Problem ::
Go through the entries one line at a time, and gather every line that has the word "h内样本竖直振动退化量".

Data shown ::
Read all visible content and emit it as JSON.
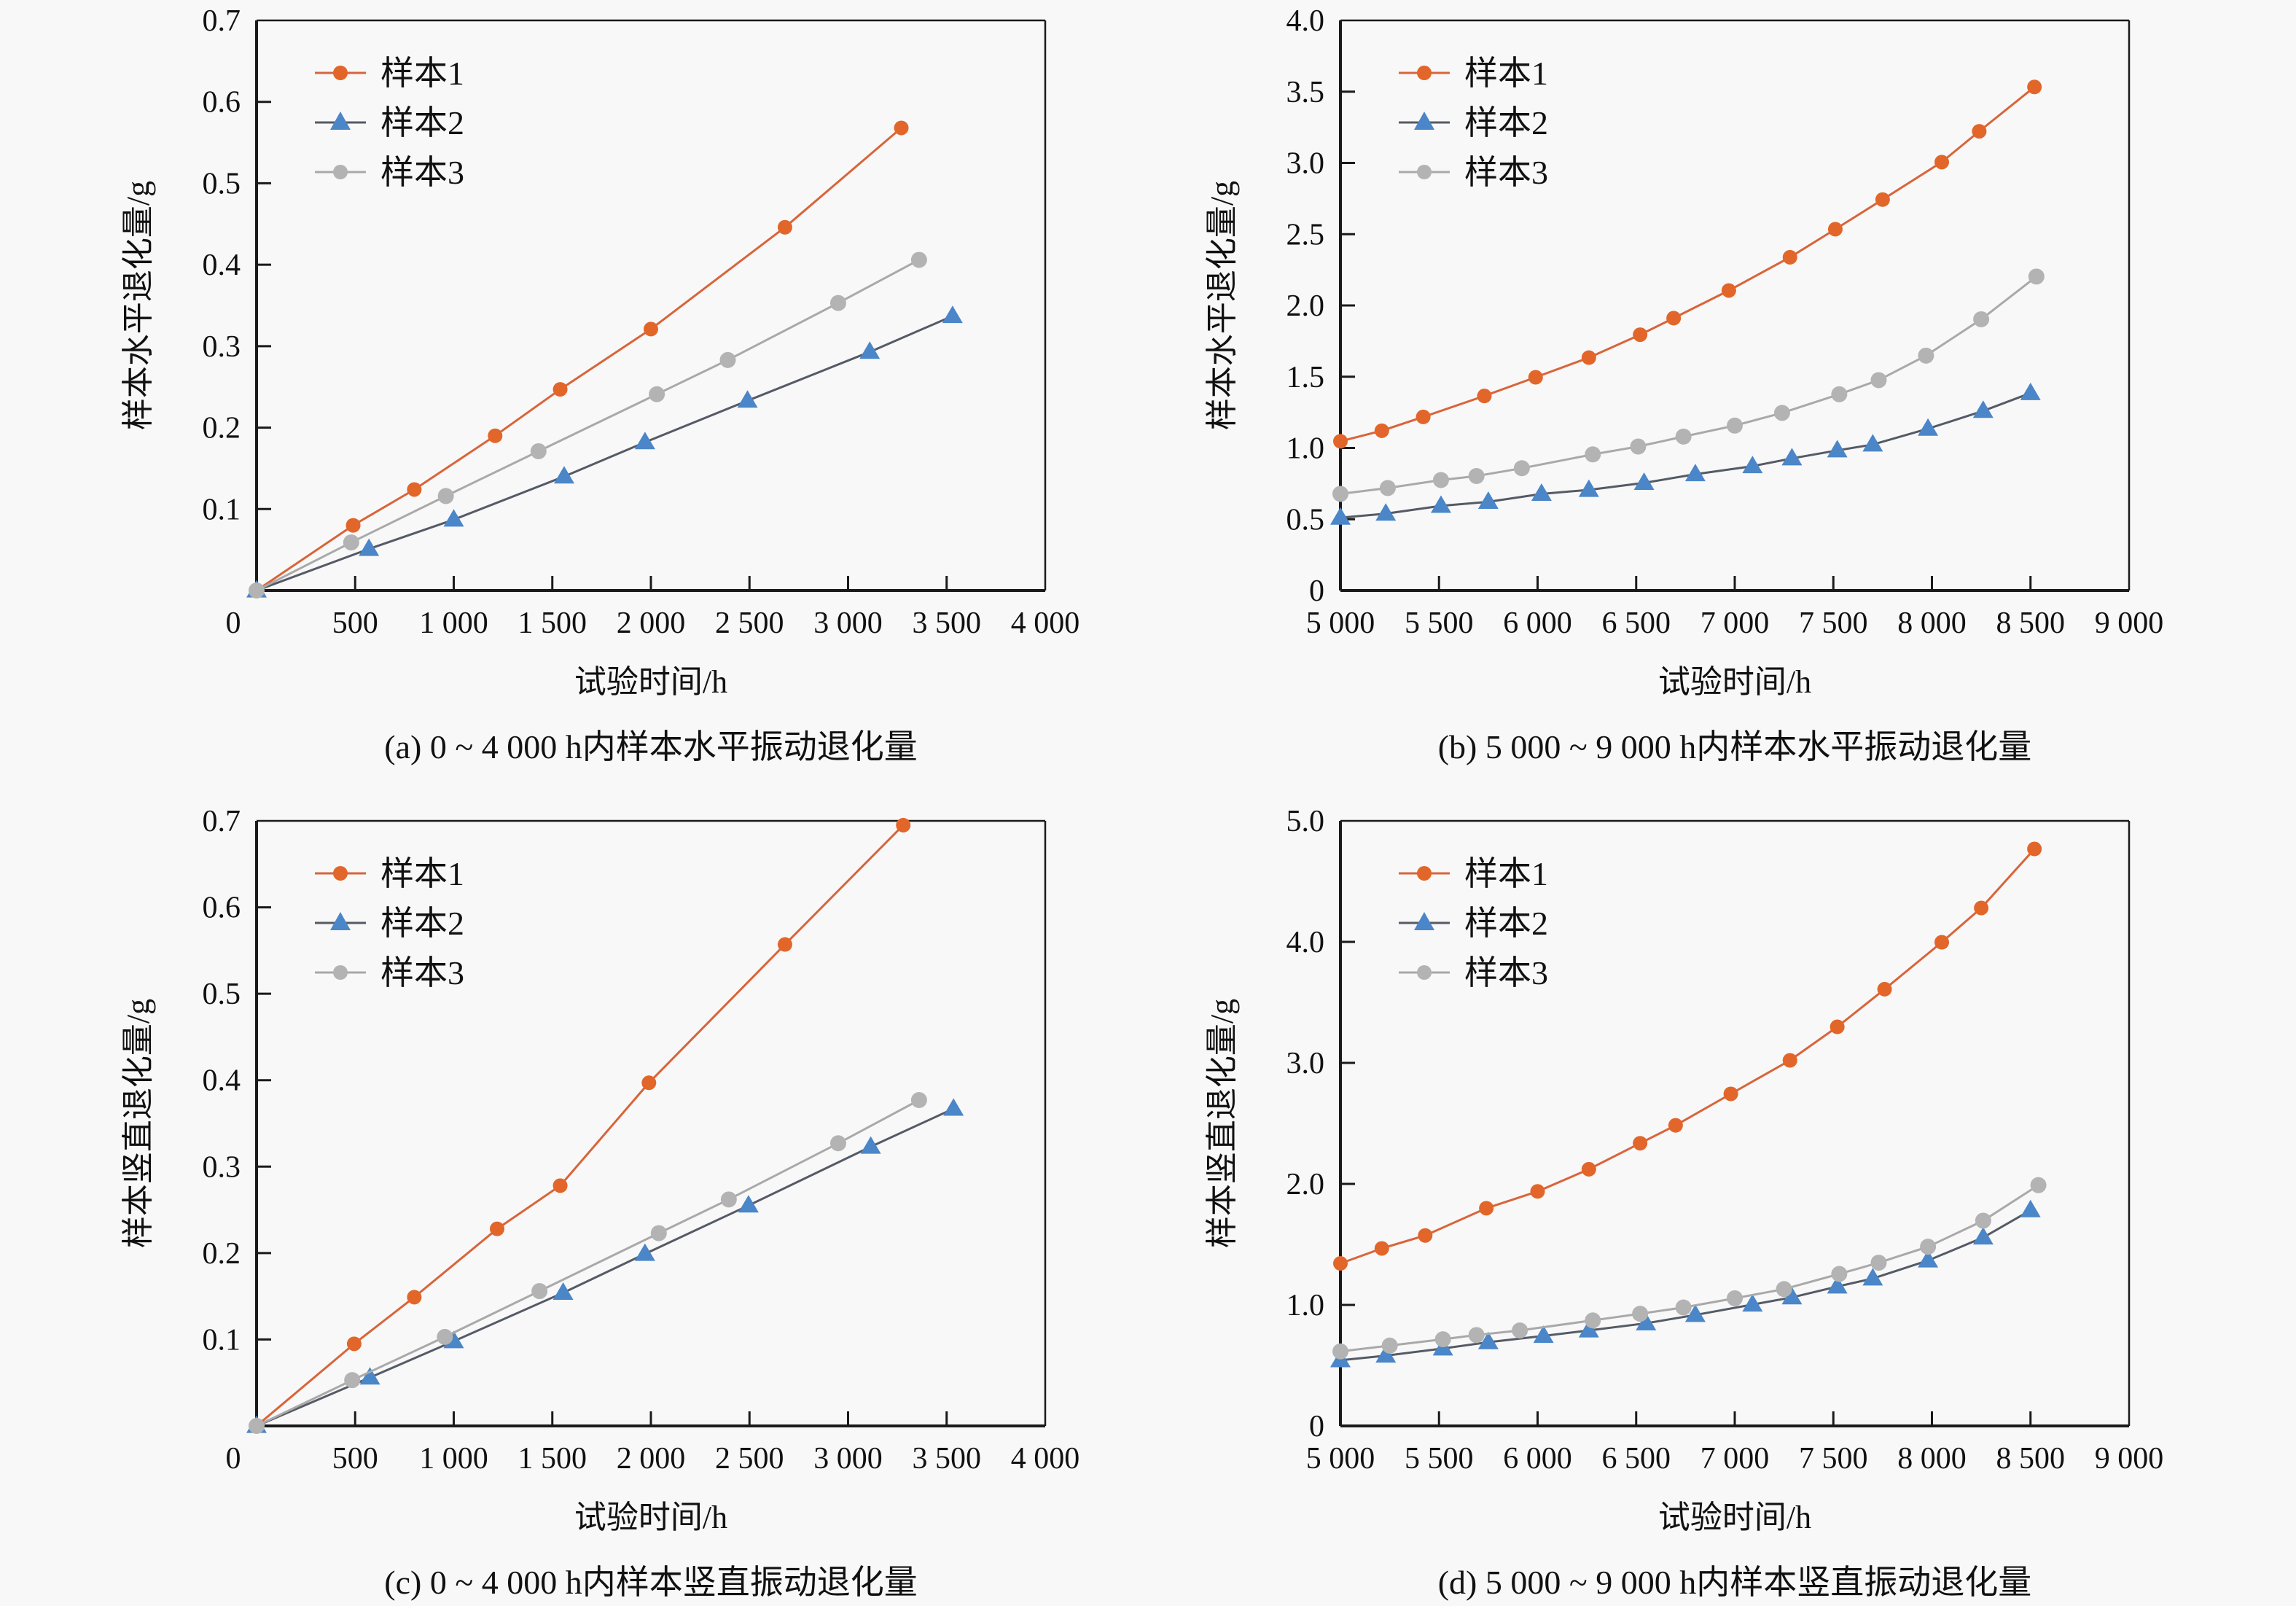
{
  "figure": {
    "colors": {
      "background": "#f8f8f8",
      "sample1_marker": "#e2662a",
      "sample1_line": "#d9643a",
      "sample2_marker": "#4a86c8",
      "sample2_line": "#555a66",
      "sample3_marker": "#b3b3b3",
      "sample3_line": "#a9a9a9"
    }
  },
  "chart_data": [
    {
      "id": "a",
      "type": "line",
      "caption": "(a) 0 ~ 4 000 h内样本水平振动退化量",
      "xlabel": "试验时间/h",
      "ylabel": "样本水平退化量/g",
      "xlim": [
        0,
        4000
      ],
      "ylim": [
        0,
        0.7
      ],
      "xticks": [
        0,
        500,
        1000,
        1500,
        2000,
        2500,
        3000,
        3500,
        4000
      ],
      "xtick_labels": [
        "0",
        "500",
        "1 000",
        "1 500",
        "2 000",
        "2 500",
        "3 000",
        "3 500",
        "4 000"
      ],
      "yticks": [
        0.1,
        0.2,
        0.3,
        0.4,
        0.5,
        0.6,
        0.7
      ],
      "ytick_labels": [
        "0.1",
        "0.2",
        "0.3",
        "0.4",
        "0.5",
        "0.6",
        "0.7"
      ],
      "grid": false,
      "legend_position": "top-left",
      "series": [
        {
          "name": "样本1",
          "marker": "circle",
          "x": [
            0,
            490,
            800,
            1210,
            1540,
            2000,
            2680,
            3270
          ],
          "y": [
            0,
            0.08,
            0.124,
            0.19,
            0.247,
            0.321,
            0.446,
            0.568
          ]
        },
        {
          "name": "样本2",
          "marker": "triangle",
          "x": [
            0,
            570,
            1000,
            1560,
            1970,
            2490,
            3110,
            3530
          ],
          "y": [
            0,
            0.051,
            0.087,
            0.14,
            0.182,
            0.233,
            0.293,
            0.337
          ]
        },
        {
          "name": "样本3",
          "marker": "circle",
          "x": [
            0,
            480,
            960,
            1430,
            2030,
            2390,
            2950,
            3360
          ],
          "y": [
            0,
            0.059,
            0.116,
            0.171,
            0.241,
            0.283,
            0.353,
            0.406
          ]
        }
      ]
    },
    {
      "id": "b",
      "type": "line",
      "caption": "(b) 5 000 ~ 9 000 h内样本水平振动退化量",
      "xlabel": "试验时间/h",
      "ylabel": "样本水平退化量/g",
      "xlim": [
        5000,
        9000
      ],
      "ylim": [
        0,
        4.0
      ],
      "xticks": [
        5000,
        5500,
        6000,
        6500,
        7000,
        7500,
        8000,
        8500,
        9000
      ],
      "xtick_labels": [
        "5 000",
        "5 500",
        "6 000",
        "6 500",
        "7 000",
        "7 500",
        "8 000",
        "8 500",
        "9 000"
      ],
      "yticks": [
        0,
        0.5,
        1.0,
        1.5,
        2.0,
        2.5,
        3.0,
        3.5,
        4.0
      ],
      "ytick_labels": [
        "0",
        "0.5",
        "1.0",
        "1.5",
        "2.0",
        "2.5",
        "3.0",
        "3.5",
        "4.0"
      ],
      "grid": false,
      "legend_position": "top-left",
      "series": [
        {
          "name": "样本1",
          "marker": "circle",
          "x": [
            5000,
            5210,
            5420,
            5730,
            5990,
            6260,
            6520,
            6690,
            6970,
            7280,
            7510,
            7750,
            8050,
            8240,
            8520
          ],
          "y": [
            1.047,
            1.121,
            1.218,
            1.365,
            1.496,
            1.634,
            1.795,
            1.911,
            2.105,
            2.338,
            2.535,
            2.743,
            3.006,
            3.222,
            3.533
          ]
        },
        {
          "name": "样本2",
          "marker": "triangle",
          "x": [
            5000,
            5230,
            5510,
            5750,
            6020,
            6260,
            6540,
            6800,
            7090,
            7290,
            7520,
            7700,
            7980,
            8260,
            8500
          ],
          "y": [
            0.511,
            0.539,
            0.594,
            0.622,
            0.678,
            0.706,
            0.755,
            0.816,
            0.872,
            0.927,
            0.983,
            1.024,
            1.135,
            1.26,
            1.385
          ]
        },
        {
          "name": "样本3",
          "marker": "circle",
          "x": [
            5000,
            5240,
            5510,
            5690,
            5920,
            6280,
            6510,
            6740,
            7000,
            7240,
            7530,
            7730,
            7970,
            8250,
            8530
          ],
          "y": [
            0.678,
            0.719,
            0.775,
            0.803,
            0.858,
            0.955,
            1.01,
            1.08,
            1.157,
            1.246,
            1.377,
            1.476,
            1.648,
            1.903,
            2.203
          ]
        }
      ]
    },
    {
      "id": "c",
      "type": "line",
      "caption": "(c) 0 ~ 4 000 h内样本竖直振动退化量",
      "xlabel": "试验时间/h",
      "ylabel": "样本竖直退化量/g",
      "xlim": [
        0,
        4000
      ],
      "ylim": [
        0,
        0.7
      ],
      "xticks": [
        0,
        500,
        1000,
        1500,
        2000,
        2500,
        3000,
        3500,
        4000
      ],
      "xtick_labels": [
        "0",
        "500",
        "1 000",
        "1 500",
        "2 000",
        "2 500",
        "3 000",
        "3 500",
        "4 000"
      ],
      "yticks": [
        0.1,
        0.2,
        0.3,
        0.4,
        0.5,
        0.6,
        0.7
      ],
      "ytick_labels": [
        "0.1",
        "0.2",
        "0.3",
        "0.4",
        "0.5",
        "0.6",
        "0.7"
      ],
      "grid": false,
      "legend_position": "top-left",
      "series": [
        {
          "name": "样本1",
          "marker": "circle",
          "x": [
            0,
            495,
            800,
            1220,
            1540,
            1990,
            2680,
            3280
          ],
          "y": [
            0,
            0.095,
            0.149,
            0.228,
            0.278,
            0.397,
            0.557,
            0.695
          ]
        },
        {
          "name": "样本2",
          "marker": "triangle",
          "x": [
            0,
            575,
            1000,
            1555,
            1970,
            2495,
            3115,
            3535
          ],
          "y": [
            0,
            0.056,
            0.098,
            0.154,
            0.199,
            0.255,
            0.323,
            0.367
          ]
        },
        {
          "name": "样本3",
          "marker": "circle",
          "x": [
            0,
            485,
            955,
            1435,
            2040,
            2395,
            2950,
            3360
          ],
          "y": [
            0,
            0.053,
            0.103,
            0.156,
            0.223,
            0.262,
            0.327,
            0.377
          ]
        }
      ]
    },
    {
      "id": "d",
      "type": "line",
      "caption": "(d) 5 000 ~ 9 000 h内样本竖直振动退化量",
      "xlabel": "试验时间/h",
      "ylabel": "样本竖直退化量/g",
      "xlim": [
        5000,
        9000
      ],
      "ylim": [
        0,
        5.0
      ],
      "xticks": [
        5000,
        5500,
        6000,
        6500,
        7000,
        7500,
        8000,
        8500,
        9000
      ],
      "xtick_labels": [
        "5 000",
        "5 500",
        "6 000",
        "6 500",
        "7 000",
        "7 500",
        "8 000",
        "8 500",
        "9 000"
      ],
      "yticks": [
        0,
        1.0,
        2.0,
        3.0,
        4.0,
        5.0
      ],
      "ytick_labels": [
        "0",
        "1.0",
        "2.0",
        "3.0",
        "4.0",
        "5.0"
      ],
      "grid": false,
      "legend_position": "top-left",
      "series": [
        {
          "name": "样本1",
          "marker": "circle",
          "x": [
            5000,
            5210,
            5430,
            5740,
            6000,
            6260,
            6520,
            6700,
            6980,
            7280,
            7520,
            7760,
            8050,
            8250,
            8520
          ],
          "y": [
            1.343,
            1.467,
            1.574,
            1.799,
            1.938,
            2.121,
            2.336,
            2.484,
            2.744,
            3.021,
            3.298,
            3.609,
            3.997,
            4.28,
            4.768
          ]
        },
        {
          "name": "样本2",
          "marker": "triangle",
          "x": [
            5000,
            5230,
            5520,
            5750,
            6030,
            6260,
            6550,
            6800,
            7090,
            7290,
            7520,
            7700,
            7980,
            8260,
            8500
          ],
          "y": [
            0.543,
            0.581,
            0.64,
            0.692,
            0.744,
            0.789,
            0.848,
            0.917,
            1.003,
            1.062,
            1.152,
            1.218,
            1.367,
            1.557,
            1.782
          ]
        },
        {
          "name": "样本3",
          "marker": "circle",
          "x": [
            5000,
            5250,
            5520,
            5690,
            5910,
            6280,
            6520,
            6740,
            7000,
            7250,
            7530,
            7730,
            7980,
            8260,
            8540
          ],
          "y": [
            0.616,
            0.664,
            0.716,
            0.751,
            0.789,
            0.872,
            0.927,
            0.979,
            1.055,
            1.131,
            1.256,
            1.349,
            1.481,
            1.696,
            1.99
          ]
        }
      ]
    }
  ]
}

Output of the task ::
      "caption": "(c) 0 ~ 4 000 h内样本竖直振动退化量",
      "caption": "(d) 5 000 ~ 9 000 h内样本竖直振动退化量",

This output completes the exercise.